***** SUPPLIED INFORMATION *****
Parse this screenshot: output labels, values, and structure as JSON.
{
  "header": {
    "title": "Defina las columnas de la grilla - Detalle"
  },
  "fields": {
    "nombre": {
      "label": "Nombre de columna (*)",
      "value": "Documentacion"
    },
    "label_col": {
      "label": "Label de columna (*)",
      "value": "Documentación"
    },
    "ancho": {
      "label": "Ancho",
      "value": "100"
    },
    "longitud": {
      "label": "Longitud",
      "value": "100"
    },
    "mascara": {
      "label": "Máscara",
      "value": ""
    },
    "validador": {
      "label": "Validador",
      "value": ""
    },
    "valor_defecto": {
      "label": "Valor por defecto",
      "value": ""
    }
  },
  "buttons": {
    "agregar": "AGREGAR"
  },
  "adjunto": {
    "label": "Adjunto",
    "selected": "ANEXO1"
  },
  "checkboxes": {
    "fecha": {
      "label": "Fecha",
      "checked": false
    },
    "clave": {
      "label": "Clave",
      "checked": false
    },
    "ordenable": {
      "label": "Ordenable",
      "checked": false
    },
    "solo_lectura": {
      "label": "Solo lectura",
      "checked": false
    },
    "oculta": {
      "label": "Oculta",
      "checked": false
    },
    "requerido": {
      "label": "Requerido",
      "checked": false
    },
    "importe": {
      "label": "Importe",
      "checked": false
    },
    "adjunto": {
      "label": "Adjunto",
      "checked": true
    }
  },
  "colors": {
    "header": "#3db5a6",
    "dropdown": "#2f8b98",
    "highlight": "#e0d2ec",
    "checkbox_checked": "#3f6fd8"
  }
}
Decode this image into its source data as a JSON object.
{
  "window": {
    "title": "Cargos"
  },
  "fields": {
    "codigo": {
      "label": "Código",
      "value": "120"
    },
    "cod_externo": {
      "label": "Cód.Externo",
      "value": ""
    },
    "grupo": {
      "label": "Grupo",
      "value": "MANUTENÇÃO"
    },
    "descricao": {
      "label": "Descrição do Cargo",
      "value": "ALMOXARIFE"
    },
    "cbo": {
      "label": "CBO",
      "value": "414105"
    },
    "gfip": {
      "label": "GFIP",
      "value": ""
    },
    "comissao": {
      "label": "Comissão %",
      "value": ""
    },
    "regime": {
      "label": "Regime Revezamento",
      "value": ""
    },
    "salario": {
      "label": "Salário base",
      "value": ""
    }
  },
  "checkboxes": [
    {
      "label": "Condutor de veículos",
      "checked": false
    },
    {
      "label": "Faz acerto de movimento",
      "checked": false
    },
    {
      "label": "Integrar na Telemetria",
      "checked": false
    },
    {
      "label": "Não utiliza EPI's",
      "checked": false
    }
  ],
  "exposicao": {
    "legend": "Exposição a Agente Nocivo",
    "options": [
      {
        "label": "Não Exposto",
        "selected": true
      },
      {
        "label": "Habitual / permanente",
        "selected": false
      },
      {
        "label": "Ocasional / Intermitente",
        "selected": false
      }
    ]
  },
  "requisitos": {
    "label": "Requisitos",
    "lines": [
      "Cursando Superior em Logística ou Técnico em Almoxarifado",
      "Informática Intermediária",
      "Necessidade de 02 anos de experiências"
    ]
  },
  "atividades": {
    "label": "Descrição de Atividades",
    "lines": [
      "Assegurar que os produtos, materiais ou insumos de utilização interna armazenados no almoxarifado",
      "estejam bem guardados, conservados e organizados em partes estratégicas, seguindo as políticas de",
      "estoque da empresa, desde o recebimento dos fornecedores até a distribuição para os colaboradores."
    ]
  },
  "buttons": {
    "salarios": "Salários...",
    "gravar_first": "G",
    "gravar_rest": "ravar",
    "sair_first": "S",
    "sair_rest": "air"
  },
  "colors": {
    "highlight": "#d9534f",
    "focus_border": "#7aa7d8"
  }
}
*****
WHAT THIS TASK INVOLVES:
Using the listing above, show every line that includes the string "title".

WRITTEN ANSWER:
    "title": "Defina las columnas de la grilla - Detalle"
    "title": "Cargos"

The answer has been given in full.